__Work to do__: Could you transcribe every record below exactly as written, leaving out any pictures?

__Rows from a figure dataset__:

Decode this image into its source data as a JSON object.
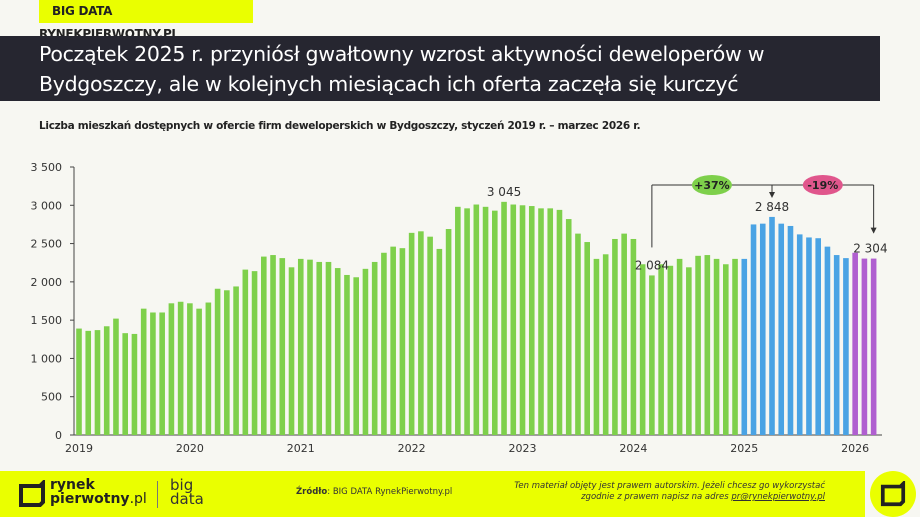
{
  "header": {
    "tag": "BIG DATA RYNEKPIERWOTNY.PL",
    "title_line1": "Początek 2025 r. przyniósł gwałtowny wzrost aktywności deweloperów w",
    "title_line2": "Bydgoszczy, ale w kolejnych miesiącach ich oferta zaczęła się kurczyć"
  },
  "chart_data": {
    "type": "bar",
    "title": "Liczba mieszkań dostępnych w ofercie firm deweloperskich w Bydgoszczy, styczeń 2019 r. – marzec 2026 r.",
    "xlabel": "",
    "ylabel": "",
    "ylim": [
      0,
      3500
    ],
    "yticks": [
      "0",
      "500",
      "1 000",
      "1 500",
      "2 000",
      "2 500",
      "3 000",
      "3 500"
    ],
    "ytick_values": [
      0,
      500,
      1000,
      1500,
      2000,
      2500,
      3000,
      3500
    ],
    "xtick_labels": [
      "2019",
      "2020",
      "2021",
      "2022",
      "2023",
      "2024",
      "2025",
      "2026"
    ],
    "start": "2019-01",
    "end": "2026-03",
    "grid": false,
    "values": [
      1390,
      1360,
      1370,
      1420,
      1520,
      1330,
      1320,
      1650,
      1600,
      1600,
      1720,
      1740,
      1720,
      1650,
      1730,
      1910,
      1890,
      1940,
      2160,
      2140,
      2330,
      2350,
      2310,
      2190,
      2300,
      2290,
      2260,
      2260,
      2180,
      2090,
      2060,
      2170,
      2260,
      2380,
      2460,
      2440,
      2640,
      2660,
      2590,
      2430,
      2690,
      2980,
      2960,
      3010,
      2980,
      2930,
      3045,
      3010,
      3000,
      2990,
      2960,
      2960,
      2940,
      2820,
      2630,
      2520,
      2300,
      2360,
      2560,
      2630,
      2560,
      2230,
      2084,
      2230,
      2210,
      2300,
      2190,
      2340,
      2350,
      2300,
      2230,
      2300,
      2300,
      2750,
      2760,
      2848,
      2760,
      2730,
      2620,
      2580,
      2570,
      2460,
      2350,
      2310,
      2380,
      2304,
      2304
    ],
    "colors": {
      "2019-2024": "#7ed04b",
      "2025": "#4aa3e4",
      "2026": "#b05fd0"
    },
    "data_labels": [
      {
        "month": "2022-11",
        "text": "3 045"
      },
      {
        "month": "2024-03",
        "text": "2 084"
      },
      {
        "month": "2025-04",
        "text": "2 848"
      },
      {
        "month": "2026-02",
        "text": "2 304"
      }
    ],
    "annotations": [
      {
        "text": "+37%",
        "from": "2024-03",
        "to": "2025-04",
        "color": "#7ed04b"
      },
      {
        "text": "-19%",
        "from": "2025-04",
        "to": "2026-03",
        "color": "#e0568c"
      }
    ]
  },
  "footer": {
    "brand_line1": "rynek",
    "brand_line2": "pierwotny",
    "brand_suffix": ".pl",
    "bigdata_line1": "big",
    "bigdata_line2": "data",
    "source_label": "Źródło",
    "source_value": ": BIG DATA RynekPierwotny.pl",
    "copyright_line1": "Ten materiał objęty jest prawem autorskim. Jeżeli chcesz go wykorzystać",
    "copyright_line2": "zgodnie z prawem napisz na adres ",
    "email": "pr@rynekpierwotny.pl"
  }
}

__Full answer__:
Decode this image into its source data as a JSON object.
{
  "header": {
    "tag": "BIG DATA RYNEKPIERWOTNY.PL",
    "title_line1": "Początek 2025 r. przyniósł gwałtowny wzrost aktywności deweloperów w",
    "title_line2": "Bydgoszczy, ale w kolejnych miesiącach ich oferta zaczęła się kurczyć"
  },
  "chart_data": {
    "type": "bar",
    "title": "Liczba mieszkań dostępnych w ofercie firm deweloperskich w Bydgoszczy, styczeń 2019 r. – marzec 2026 r.",
    "xlabel": "",
    "ylabel": "",
    "ylim": [
      0,
      3500
    ],
    "yticks": [
      "0",
      "500",
      "1 000",
      "1 500",
      "2 000",
      "2 500",
      "3 000",
      "3 500"
    ],
    "ytick_values": [
      0,
      500,
      1000,
      1500,
      2000,
      2500,
      3000,
      3500
    ],
    "xtick_labels": [
      "2019",
      "2020",
      "2021",
      "2022",
      "2023",
      "2024",
      "2025",
      "2026"
    ],
    "start": "2019-01",
    "end": "2026-03",
    "grid": false,
    "values": [
      1390,
      1360,
      1370,
      1420,
      1520,
      1330,
      1320,
      1650,
      1600,
      1600,
      1720,
      1740,
      1720,
      1650,
      1730,
      1910,
      1890,
      1940,
      2160,
      2140,
      2330,
      2350,
      2310,
      2190,
      2300,
      2290,
      2260,
      2260,
      2180,
      2090,
      2060,
      2170,
      2260,
      2380,
      2460,
      2440,
      2640,
      2660,
      2590,
      2430,
      2690,
      2980,
      2960,
      3010,
      2980,
      2930,
      3045,
      3010,
      3000,
      2990,
      2960,
      2960,
      2940,
      2820,
      2630,
      2520,
      2300,
      2360,
      2560,
      2630,
      2560,
      2230,
      2084,
      2230,
      2210,
      2300,
      2190,
      2340,
      2350,
      2300,
      2230,
      2300,
      2300,
      2750,
      2760,
      2848,
      2760,
      2730,
      2620,
      2580,
      2570,
      2460,
      2350,
      2310,
      2380,
      2304,
      2304
    ],
    "colors": {
      "2019-2024": "#7ed04b",
      "2025": "#4aa3e4",
      "2026": "#b05fd0"
    },
    "data_labels": [
      {
        "month": "2022-11",
        "text": "3 045"
      },
      {
        "month": "2024-03",
        "text": "2 084"
      },
      {
        "month": "2025-04",
        "text": "2 848"
      },
      {
        "month": "2026-02",
        "text": "2 304"
      }
    ],
    "annotations": [
      {
        "text": "+37%",
        "from": "2024-03",
        "to": "2025-04",
        "color": "#7ed04b"
      },
      {
        "text": "-19%",
        "from": "2025-04",
        "to": "2026-03",
        "color": "#e0568c"
      }
    ]
  },
  "footer": {
    "brand_line1": "rynek",
    "brand_line2": "pierwotny",
    "brand_suffix": ".pl",
    "bigdata_line1": "big",
    "bigdata_line2": "data",
    "source_label": "Źródło",
    "source_value": ": BIG DATA RynekPierwotny.pl",
    "copyright_line1": "Ten materiał objęty jest prawem autorskim. Jeżeli chcesz go wykorzystać",
    "copyright_line2": "zgodnie z prawem napisz na adres ",
    "email": "pr@rynekpierwotny.pl"
  }
}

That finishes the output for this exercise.